- Requirement: Return every record below exactly as written, but leave out the pictures.

[Available data start]

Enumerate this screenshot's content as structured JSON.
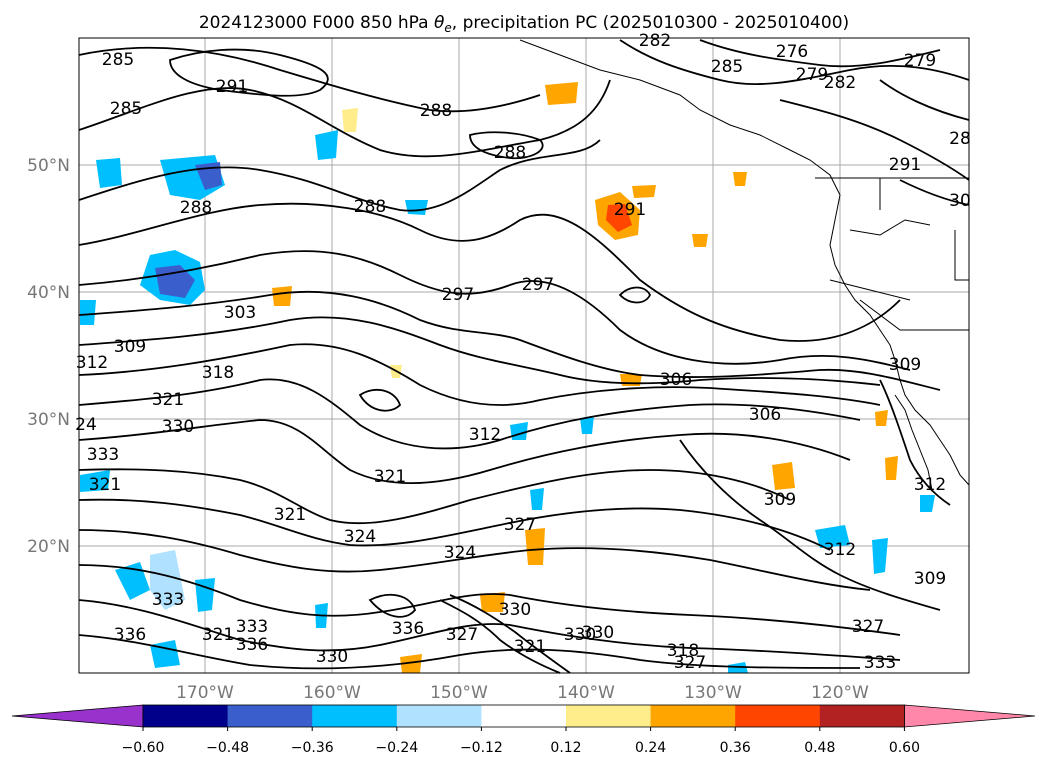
{
  "title": "2024123000 F000 850 hPa θe, precipitation PC (2025010300 - 2025010400)",
  "title_parts": {
    "pre": "2024123000 F000 850 hPa ",
    "theta": "θ",
    "sub": "e",
    "post": ", precipitation PC (2025010300 - 2025010400)"
  },
  "lat_labels": [
    "50°N",
    "40°N",
    "30°N",
    "20°N"
  ],
  "lon_labels": [
    "170°W",
    "160°W",
    "150°W",
    "140°W",
    "130°W",
    "120°W"
  ],
  "colorbar": {
    "ticks": [
      "−0.60",
      "−0.48",
      "−0.36",
      "−0.24",
      "−0.12",
      "0.12",
      "0.24",
      "0.36",
      "0.48",
      "0.60"
    ],
    "colors": [
      "#9932cc",
      "#00008b",
      "#3a5fcd",
      "#00bfff",
      "#b0e2ff",
      "#ffffff",
      "#ffec8b",
      "#ffa500",
      "#ff4500",
      "#b22222",
      "#ff88aa"
    ],
    "under_color": "#9932cc",
    "over_color": "#ff88aa"
  },
  "contour_labels": [
    "285",
    "291",
    "285",
    "288",
    "288",
    "282",
    "276",
    "285",
    "279",
    "282",
    "279",
    "28",
    "291",
    "30",
    "288",
    "288",
    "291",
    "297",
    "297",
    "303",
    "309",
    "312",
    "318",
    "321",
    "330",
    "333",
    "321",
    "24",
    "312",
    "306",
    "306",
    "309",
    "312",
    "321",
    "324",
    "327",
    "321",
    "324",
    "336",
    "333",
    "336",
    "333",
    "330",
    "336",
    "330",
    "321",
    "327",
    "330",
    "321",
    "318",
    "327",
    "330",
    "333",
    "309",
    "327",
    "312",
    "309"
  ],
  "precip_colors": {
    "orange": "#ffa500",
    "yellow": "#ffec8b",
    "red": "#ff4500",
    "lightblue": "#b0e2ff",
    "blue": "#00bfff",
    "royal": "#3a5fcd",
    "purple": "#9932cc"
  }
}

[Available data end]

- Output for this task:
Enumerate this screenshot's content as structured JSON.
{
  "title": "2024123000 F000 850 hPa θe, precipitation PC (2025010300 - 2025010400)",
  "title_parts": {
    "pre": "2024123000 F000 850 hPa ",
    "theta": "θ",
    "sub": "e",
    "post": ", precipitation PC (2025010300 - 2025010400)"
  },
  "lat_labels": [
    "50°N",
    "40°N",
    "30°N",
    "20°N"
  ],
  "lon_labels": [
    "170°W",
    "160°W",
    "150°W",
    "140°W",
    "130°W",
    "120°W"
  ],
  "colorbar": {
    "ticks": [
      "−0.60",
      "−0.48",
      "−0.36",
      "−0.24",
      "−0.12",
      "0.12",
      "0.24",
      "0.36",
      "0.48",
      "0.60"
    ],
    "colors": [
      "#9932cc",
      "#00008b",
      "#3a5fcd",
      "#00bfff",
      "#b0e2ff",
      "#ffffff",
      "#ffec8b",
      "#ffa500",
      "#ff4500",
      "#b22222",
      "#ff88aa"
    ],
    "under_color": "#9932cc",
    "over_color": "#ff88aa"
  },
  "contour_labels": [
    "285",
    "291",
    "285",
    "288",
    "288",
    "282",
    "276",
    "285",
    "279",
    "282",
    "279",
    "28",
    "291",
    "30",
    "288",
    "288",
    "291",
    "297",
    "297",
    "303",
    "309",
    "312",
    "318",
    "321",
    "330",
    "333",
    "321",
    "24",
    "312",
    "306",
    "306",
    "309",
    "312",
    "321",
    "324",
    "327",
    "321",
    "324",
    "336",
    "333",
    "336",
    "333",
    "330",
    "336",
    "330",
    "321",
    "327",
    "330",
    "321",
    "318",
    "327",
    "330",
    "333",
    "309",
    "327",
    "312",
    "309"
  ],
  "precip_colors": {
    "orange": "#ffa500",
    "yellow": "#ffec8b",
    "red": "#ff4500",
    "lightblue": "#b0e2ff",
    "blue": "#00bfff",
    "royal": "#3a5fcd",
    "purple": "#9932cc"
  }
}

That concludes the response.